Task goal =
Pull out every line from the listing that has the word "JSON".

--- start ---

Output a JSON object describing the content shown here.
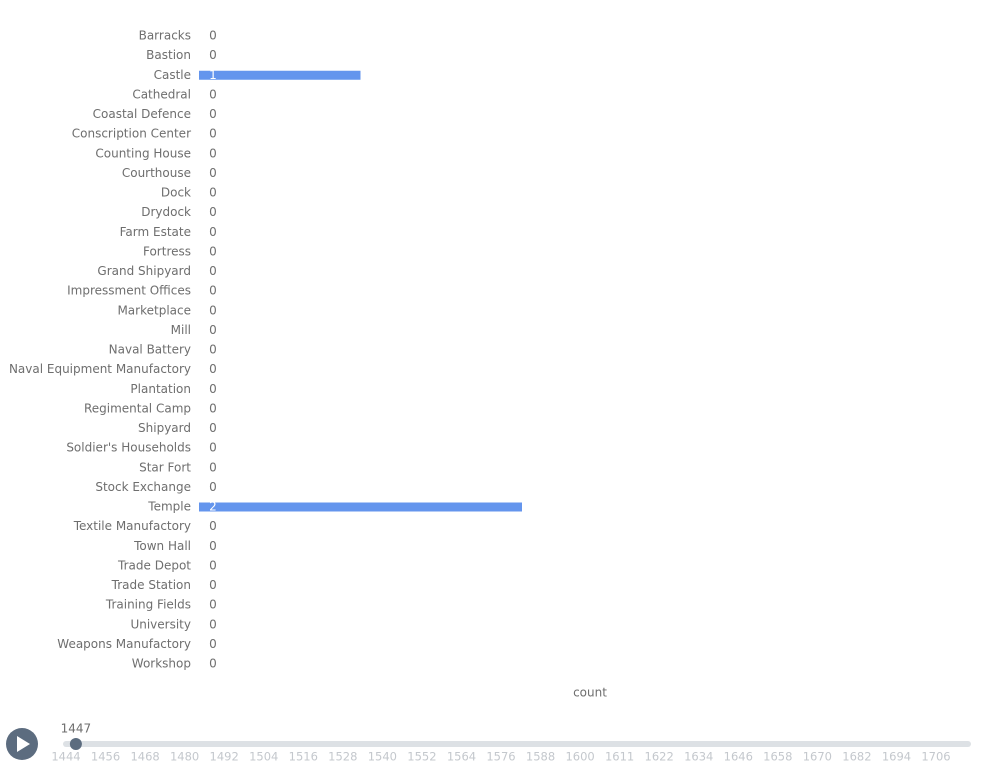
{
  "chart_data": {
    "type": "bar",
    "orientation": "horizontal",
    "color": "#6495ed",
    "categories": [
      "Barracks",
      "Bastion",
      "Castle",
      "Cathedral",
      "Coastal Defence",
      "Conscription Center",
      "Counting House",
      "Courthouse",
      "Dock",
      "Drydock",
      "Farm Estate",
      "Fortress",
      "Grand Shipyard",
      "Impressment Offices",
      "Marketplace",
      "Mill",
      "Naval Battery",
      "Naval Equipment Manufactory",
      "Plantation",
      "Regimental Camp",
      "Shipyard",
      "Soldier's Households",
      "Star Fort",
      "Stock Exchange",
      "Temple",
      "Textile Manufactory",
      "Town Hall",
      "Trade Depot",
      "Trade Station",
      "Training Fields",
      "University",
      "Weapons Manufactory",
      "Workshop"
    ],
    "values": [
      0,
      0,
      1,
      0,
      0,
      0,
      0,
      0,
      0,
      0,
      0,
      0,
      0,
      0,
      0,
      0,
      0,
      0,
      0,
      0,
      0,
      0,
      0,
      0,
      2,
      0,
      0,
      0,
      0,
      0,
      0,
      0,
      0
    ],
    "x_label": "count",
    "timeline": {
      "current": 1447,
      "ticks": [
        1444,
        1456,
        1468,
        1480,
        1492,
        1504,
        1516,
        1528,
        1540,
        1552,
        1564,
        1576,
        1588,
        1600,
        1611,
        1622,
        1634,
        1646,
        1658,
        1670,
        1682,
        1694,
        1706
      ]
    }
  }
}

--- end ---
--- start ---

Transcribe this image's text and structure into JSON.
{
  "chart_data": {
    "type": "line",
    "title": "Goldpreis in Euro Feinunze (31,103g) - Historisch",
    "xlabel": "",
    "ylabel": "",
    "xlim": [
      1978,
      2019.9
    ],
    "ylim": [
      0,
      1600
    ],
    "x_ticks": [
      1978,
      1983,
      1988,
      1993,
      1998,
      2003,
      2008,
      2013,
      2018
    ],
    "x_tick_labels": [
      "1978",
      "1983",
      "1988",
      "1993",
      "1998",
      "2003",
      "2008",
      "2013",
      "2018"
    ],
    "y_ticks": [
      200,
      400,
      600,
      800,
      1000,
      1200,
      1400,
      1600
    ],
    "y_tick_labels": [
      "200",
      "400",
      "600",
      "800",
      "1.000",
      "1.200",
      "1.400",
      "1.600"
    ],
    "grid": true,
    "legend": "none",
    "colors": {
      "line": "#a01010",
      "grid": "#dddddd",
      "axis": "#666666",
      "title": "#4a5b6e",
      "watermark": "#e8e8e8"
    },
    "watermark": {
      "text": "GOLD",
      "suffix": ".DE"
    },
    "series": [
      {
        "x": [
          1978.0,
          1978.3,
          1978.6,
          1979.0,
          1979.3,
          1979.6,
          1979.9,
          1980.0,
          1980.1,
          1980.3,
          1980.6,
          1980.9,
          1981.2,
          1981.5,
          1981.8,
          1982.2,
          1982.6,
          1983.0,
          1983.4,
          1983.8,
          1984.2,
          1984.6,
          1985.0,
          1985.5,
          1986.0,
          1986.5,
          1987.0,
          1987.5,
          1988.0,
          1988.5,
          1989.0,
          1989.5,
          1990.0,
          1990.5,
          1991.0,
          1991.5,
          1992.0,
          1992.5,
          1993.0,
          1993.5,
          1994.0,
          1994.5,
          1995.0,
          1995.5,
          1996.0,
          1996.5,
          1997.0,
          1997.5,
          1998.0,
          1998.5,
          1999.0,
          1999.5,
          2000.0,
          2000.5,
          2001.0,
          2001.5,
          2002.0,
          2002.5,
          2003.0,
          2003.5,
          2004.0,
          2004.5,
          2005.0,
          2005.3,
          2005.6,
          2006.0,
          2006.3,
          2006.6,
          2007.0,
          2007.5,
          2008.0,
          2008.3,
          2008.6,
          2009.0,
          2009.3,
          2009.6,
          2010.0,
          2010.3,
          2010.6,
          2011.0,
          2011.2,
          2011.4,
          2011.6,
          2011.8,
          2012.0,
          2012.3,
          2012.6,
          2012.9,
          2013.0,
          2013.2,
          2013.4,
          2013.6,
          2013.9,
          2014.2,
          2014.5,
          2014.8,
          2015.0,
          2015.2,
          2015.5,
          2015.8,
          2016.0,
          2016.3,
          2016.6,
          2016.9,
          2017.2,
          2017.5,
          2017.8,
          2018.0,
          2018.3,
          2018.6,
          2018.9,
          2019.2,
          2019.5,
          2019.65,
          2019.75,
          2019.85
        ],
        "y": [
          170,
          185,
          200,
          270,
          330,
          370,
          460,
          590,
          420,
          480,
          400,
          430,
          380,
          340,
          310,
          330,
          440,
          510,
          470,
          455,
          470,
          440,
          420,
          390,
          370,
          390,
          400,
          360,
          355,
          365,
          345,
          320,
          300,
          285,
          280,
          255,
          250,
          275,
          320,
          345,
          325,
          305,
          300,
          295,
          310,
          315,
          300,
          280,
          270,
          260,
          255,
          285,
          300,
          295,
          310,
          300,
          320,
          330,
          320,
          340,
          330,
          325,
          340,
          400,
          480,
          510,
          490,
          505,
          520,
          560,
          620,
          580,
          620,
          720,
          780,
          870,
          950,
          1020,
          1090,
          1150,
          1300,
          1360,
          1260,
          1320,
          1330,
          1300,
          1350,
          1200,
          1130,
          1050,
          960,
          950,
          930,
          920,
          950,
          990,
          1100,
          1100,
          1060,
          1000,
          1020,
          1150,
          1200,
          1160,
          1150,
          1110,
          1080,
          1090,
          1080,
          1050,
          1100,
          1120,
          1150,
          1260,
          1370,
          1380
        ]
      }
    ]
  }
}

--- end ---

Task response =
Output a JSON object describing the content shown here.
Transcribe this image's text and structure into JSON.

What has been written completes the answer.